[Data records]
################

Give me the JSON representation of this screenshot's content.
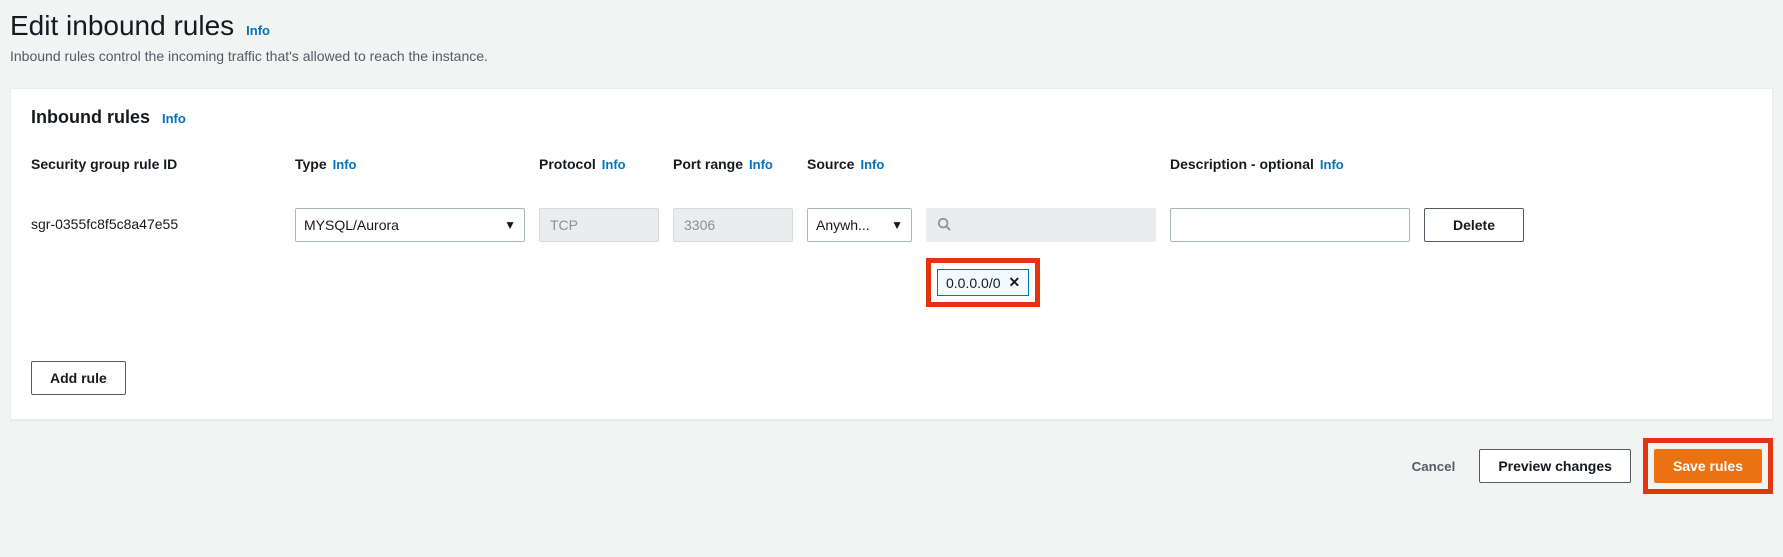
{
  "page": {
    "title": "Edit inbound rules",
    "info": "Info",
    "description": "Inbound rules control the incoming traffic that's allowed to reach the instance."
  },
  "panel": {
    "title": "Inbound rules",
    "info": "Info"
  },
  "columns": {
    "ruleId": "Security group rule ID",
    "type": "Type",
    "typeInfo": "Info",
    "protocol": "Protocol",
    "protocolInfo": "Info",
    "portRange": "Port range",
    "portRangeInfo": "Info",
    "source": "Source",
    "sourceInfo": "Info",
    "description": "Description - optional",
    "descriptionInfo": "Info"
  },
  "rule": {
    "id": "sgr-0355fc8f5c8a47e55",
    "type": "MYSQL/Aurora",
    "protocol": "TCP",
    "portRange": "3306",
    "sourceMode": "Anywh...",
    "cidr": "0.0.0.0/0",
    "description": ""
  },
  "buttons": {
    "delete": "Delete",
    "addRule": "Add rule",
    "cancel": "Cancel",
    "preview": "Preview changes",
    "save": "Save rules"
  }
}
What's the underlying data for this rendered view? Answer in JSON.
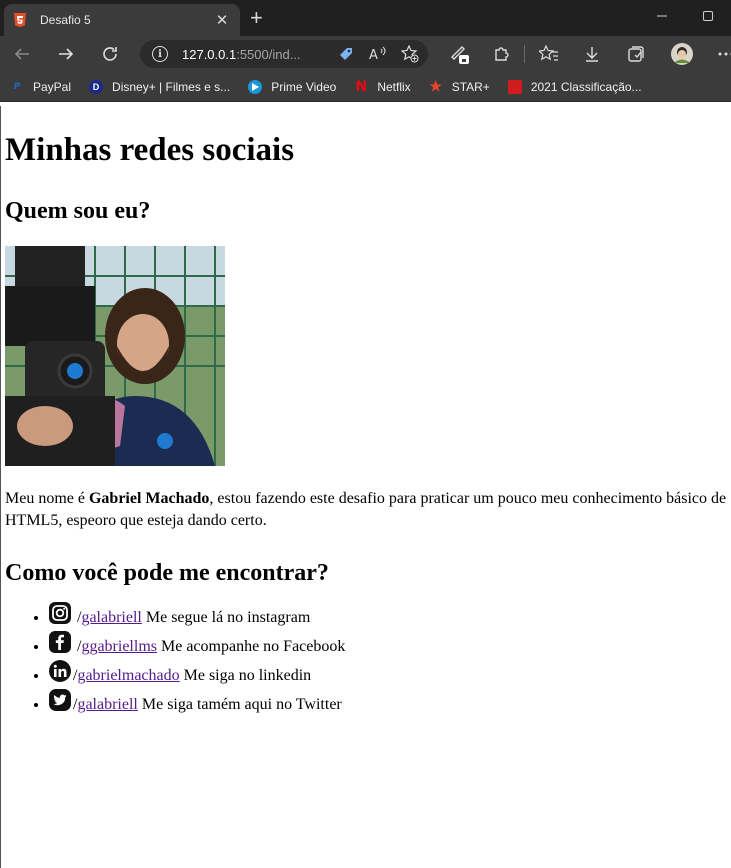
{
  "browser": {
    "tab_title": "Desafio 5",
    "tab_close": "✕",
    "new_tab": "+",
    "url_host": "127.0.0.1",
    "url_rest": ":5500/ind...",
    "bookmarks": [
      {
        "label": "PayPal",
        "icon": "paypal-icon",
        "color": "#1e66c7"
      },
      {
        "label": "Disney+ | Filmes e s...",
        "icon": "disney-icon",
        "color": "#1a2a8a"
      },
      {
        "label": "Prime Video",
        "icon": "prime-video-icon",
        "color": "#1a98d5"
      },
      {
        "label": "Netflix",
        "icon": "netflix-icon",
        "color": "#e50914"
      },
      {
        "label": "STAR+",
        "icon": "star-icon",
        "color": "#e8452c"
      },
      {
        "label": "2021 Classificação...",
        "icon": "folder-icon",
        "color": "#d01c1c"
      }
    ]
  },
  "page": {
    "heading": "Minhas redes sociais",
    "about_heading": "Quem sou eu?",
    "bio": {
      "before": "Meu nome é ",
      "name": "Gabriel Machado",
      "after": ", estou fazendo este desafio para praticar um pouco meu conhecimento básico de HTML5, espeoro que esteja dando certo."
    },
    "contact_heading": "Como você pode me encontrar?",
    "social": [
      {
        "icon": "instagram-icon",
        "prefix": " /",
        "handle": "galabriell",
        "text": " Me segue lá no instagram"
      },
      {
        "icon": "facebook-icon",
        "prefix": " /",
        "handle": "ggabriellms",
        "text": " Me acompanhe no Facebook"
      },
      {
        "icon": "linkedin-icon",
        "prefix": "/",
        "handle": "gabrielmachado",
        "text": " Me siga no linkedin"
      },
      {
        "icon": "twitter-icon",
        "prefix": "/",
        "handle": "galabriell",
        "text": " Me siga tamém aqui no Twitter"
      }
    ]
  }
}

################

#### Exercise prompt
Note how many lines in the listing above hold the string "JSON", then give only that figure.

#### The result
2